(Source data):
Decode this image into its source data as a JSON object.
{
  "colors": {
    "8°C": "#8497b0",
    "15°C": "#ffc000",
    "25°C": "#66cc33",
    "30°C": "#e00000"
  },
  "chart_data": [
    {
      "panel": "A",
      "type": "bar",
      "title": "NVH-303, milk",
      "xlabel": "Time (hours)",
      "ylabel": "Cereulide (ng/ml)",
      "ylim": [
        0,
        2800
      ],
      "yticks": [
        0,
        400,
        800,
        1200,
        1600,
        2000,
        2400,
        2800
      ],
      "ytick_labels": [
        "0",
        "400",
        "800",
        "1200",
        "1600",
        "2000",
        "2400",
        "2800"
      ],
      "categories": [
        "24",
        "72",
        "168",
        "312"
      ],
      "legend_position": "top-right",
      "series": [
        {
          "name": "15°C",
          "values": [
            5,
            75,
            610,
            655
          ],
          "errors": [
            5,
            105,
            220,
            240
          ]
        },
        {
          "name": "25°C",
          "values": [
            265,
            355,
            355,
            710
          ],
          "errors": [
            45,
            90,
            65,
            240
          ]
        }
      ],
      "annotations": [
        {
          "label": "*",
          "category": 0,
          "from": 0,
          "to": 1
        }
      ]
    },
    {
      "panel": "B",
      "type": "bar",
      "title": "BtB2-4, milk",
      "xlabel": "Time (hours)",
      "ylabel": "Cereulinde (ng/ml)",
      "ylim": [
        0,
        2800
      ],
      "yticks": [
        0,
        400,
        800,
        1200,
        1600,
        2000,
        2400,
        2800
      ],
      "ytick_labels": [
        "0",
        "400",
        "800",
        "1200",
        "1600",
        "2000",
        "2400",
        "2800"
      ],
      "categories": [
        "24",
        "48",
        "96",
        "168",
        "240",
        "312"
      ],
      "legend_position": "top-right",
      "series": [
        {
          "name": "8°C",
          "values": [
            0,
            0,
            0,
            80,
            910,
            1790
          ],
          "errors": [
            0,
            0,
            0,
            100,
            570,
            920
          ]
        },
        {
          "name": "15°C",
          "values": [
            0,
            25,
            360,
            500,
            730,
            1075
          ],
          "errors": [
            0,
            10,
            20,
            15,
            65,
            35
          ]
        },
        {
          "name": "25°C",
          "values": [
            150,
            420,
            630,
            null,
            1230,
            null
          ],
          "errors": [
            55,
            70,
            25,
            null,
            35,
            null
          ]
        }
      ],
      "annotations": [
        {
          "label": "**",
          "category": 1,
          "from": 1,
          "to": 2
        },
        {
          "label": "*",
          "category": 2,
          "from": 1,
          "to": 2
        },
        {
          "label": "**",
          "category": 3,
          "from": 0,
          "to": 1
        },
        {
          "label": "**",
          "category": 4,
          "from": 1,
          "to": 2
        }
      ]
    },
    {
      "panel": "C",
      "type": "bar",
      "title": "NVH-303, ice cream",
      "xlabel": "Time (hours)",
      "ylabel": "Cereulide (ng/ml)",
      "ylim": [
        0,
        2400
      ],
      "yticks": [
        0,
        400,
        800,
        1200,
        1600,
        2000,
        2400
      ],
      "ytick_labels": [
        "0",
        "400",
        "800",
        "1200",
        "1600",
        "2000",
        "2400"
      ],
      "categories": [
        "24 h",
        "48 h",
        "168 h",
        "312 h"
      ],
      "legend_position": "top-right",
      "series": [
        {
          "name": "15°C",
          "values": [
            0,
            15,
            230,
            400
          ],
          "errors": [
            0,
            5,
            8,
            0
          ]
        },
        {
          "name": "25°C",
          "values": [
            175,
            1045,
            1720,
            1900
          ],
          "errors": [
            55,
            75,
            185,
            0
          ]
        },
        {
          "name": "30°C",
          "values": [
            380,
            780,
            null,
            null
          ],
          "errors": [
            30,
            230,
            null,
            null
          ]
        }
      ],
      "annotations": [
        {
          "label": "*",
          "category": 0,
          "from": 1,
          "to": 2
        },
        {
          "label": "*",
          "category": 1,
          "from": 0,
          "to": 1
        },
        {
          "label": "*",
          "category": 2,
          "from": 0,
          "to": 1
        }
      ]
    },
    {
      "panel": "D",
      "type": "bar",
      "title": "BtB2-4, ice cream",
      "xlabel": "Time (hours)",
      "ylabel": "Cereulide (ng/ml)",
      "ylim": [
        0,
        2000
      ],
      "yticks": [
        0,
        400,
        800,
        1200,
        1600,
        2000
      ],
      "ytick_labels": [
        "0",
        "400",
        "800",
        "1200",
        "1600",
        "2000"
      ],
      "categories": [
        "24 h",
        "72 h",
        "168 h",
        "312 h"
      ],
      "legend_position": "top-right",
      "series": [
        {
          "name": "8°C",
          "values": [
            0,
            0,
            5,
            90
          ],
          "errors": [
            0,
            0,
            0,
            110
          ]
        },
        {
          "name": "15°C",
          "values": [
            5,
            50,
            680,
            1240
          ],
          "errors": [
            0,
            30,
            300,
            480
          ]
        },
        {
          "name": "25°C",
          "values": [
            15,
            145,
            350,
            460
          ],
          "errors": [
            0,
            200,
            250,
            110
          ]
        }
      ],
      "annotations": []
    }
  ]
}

(Set task): Write down every line of the data exactly as it appears above.

(Response):
Decode this image into its source data as a JSON object.
{
  "colors": {
    "8°C": "#8497b0",
    "15°C": "#ffc000",
    "25°C": "#66cc33",
    "30°C": "#e00000"
  },
  "chart_data": [
    {
      "panel": "A",
      "type": "bar",
      "title": "NVH-303, milk",
      "xlabel": "Time (hours)",
      "ylabel": "Cereulide (ng/ml)",
      "ylim": [
        0,
        2800
      ],
      "yticks": [
        0,
        400,
        800,
        1200,
        1600,
        2000,
        2400,
        2800
      ],
      "ytick_labels": [
        "0",
        "400",
        "800",
        "1200",
        "1600",
        "2000",
        "2400",
        "2800"
      ],
      "categories": [
        "24",
        "72",
        "168",
        "312"
      ],
      "legend_position": "top-right",
      "series": [
        {
          "name": "15°C",
          "values": [
            5,
            75,
            610,
            655
          ],
          "errors": [
            5,
            105,
            220,
            240
          ]
        },
        {
          "name": "25°C",
          "values": [
            265,
            355,
            355,
            710
          ],
          "errors": [
            45,
            90,
            65,
            240
          ]
        }
      ],
      "annotations": [
        {
          "label": "*",
          "category": 0,
          "from": 0,
          "to": 1
        }
      ]
    },
    {
      "panel": "B",
      "type": "bar",
      "title": "BtB2-4, milk",
      "xlabel": "Time (hours)",
      "ylabel": "Cereulinde (ng/ml)",
      "ylim": [
        0,
        2800
      ],
      "yticks": [
        0,
        400,
        800,
        1200,
        1600,
        2000,
        2400,
        2800
      ],
      "ytick_labels": [
        "0",
        "400",
        "800",
        "1200",
        "1600",
        "2000",
        "2400",
        "2800"
      ],
      "categories": [
        "24",
        "48",
        "96",
        "168",
        "240",
        "312"
      ],
      "legend_position": "top-right",
      "series": [
        {
          "name": "8°C",
          "values": [
            0,
            0,
            0,
            80,
            910,
            1790
          ],
          "errors": [
            0,
            0,
            0,
            100,
            570,
            920
          ]
        },
        {
          "name": "15°C",
          "values": [
            0,
            25,
            360,
            500,
            730,
            1075
          ],
          "errors": [
            0,
            10,
            20,
            15,
            65,
            35
          ]
        },
        {
          "name": "25°C",
          "values": [
            150,
            420,
            630,
            null,
            1230,
            null
          ],
          "errors": [
            55,
            70,
            25,
            null,
            35,
            null
          ]
        }
      ],
      "annotations": [
        {
          "label": "**",
          "category": 1,
          "from": 1,
          "to": 2
        },
        {
          "label": "*",
          "category": 2,
          "from": 1,
          "to": 2
        },
        {
          "label": "**",
          "category": 3,
          "from": 0,
          "to": 1
        },
        {
          "label": "**",
          "category": 4,
          "from": 1,
          "to": 2
        }
      ]
    },
    {
      "panel": "C",
      "type": "bar",
      "title": "NVH-303, ice cream",
      "xlabel": "Time (hours)",
      "ylabel": "Cereulide (ng/ml)",
      "ylim": [
        0,
        2400
      ],
      "yticks": [
        0,
        400,
        800,
        1200,
        1600,
        2000,
        2400
      ],
      "ytick_labels": [
        "0",
        "400",
        "800",
        "1200",
        "1600",
        "2000",
        "2400"
      ],
      "categories": [
        "24 h",
        "48 h",
        "168 h",
        "312 h"
      ],
      "legend_position": "top-right",
      "series": [
        {
          "name": "15°C",
          "values": [
            0,
            15,
            230,
            400
          ],
          "errors": [
            0,
            5,
            8,
            0
          ]
        },
        {
          "name": "25°C",
          "values": [
            175,
            1045,
            1720,
            1900
          ],
          "errors": [
            55,
            75,
            185,
            0
          ]
        },
        {
          "name": "30°C",
          "values": [
            380,
            780,
            null,
            null
          ],
          "errors": [
            30,
            230,
            null,
            null
          ]
        }
      ],
      "annotations": [
        {
          "label": "*",
          "category": 0,
          "from": 1,
          "to": 2
        },
        {
          "label": "*",
          "category": 1,
          "from": 0,
          "to": 1
        },
        {
          "label": "*",
          "category": 2,
          "from": 0,
          "to": 1
        }
      ]
    },
    {
      "panel": "D",
      "type": "bar",
      "title": "BtB2-4, ice cream",
      "xlabel": "Time (hours)",
      "ylabel": "Cereulide (ng/ml)",
      "ylim": [
        0,
        2000
      ],
      "yticks": [
        0,
        400,
        800,
        1200,
        1600,
        2000
      ],
      "ytick_labels": [
        "0",
        "400",
        "800",
        "1200",
        "1600",
        "2000"
      ],
      "categories": [
        "24 h",
        "72 h",
        "168 h",
        "312 h"
      ],
      "legend_position": "top-right",
      "series": [
        {
          "name": "8°C",
          "values": [
            0,
            0,
            5,
            90
          ],
          "errors": [
            0,
            0,
            0,
            110
          ]
        },
        {
          "name": "15°C",
          "values": [
            5,
            50,
            680,
            1240
          ],
          "errors": [
            0,
            30,
            300,
            480
          ]
        },
        {
          "name": "25°C",
          "values": [
            15,
            145,
            350,
            460
          ],
          "errors": [
            0,
            200,
            250,
            110
          ]
        }
      ],
      "annotations": []
    }
  ]
}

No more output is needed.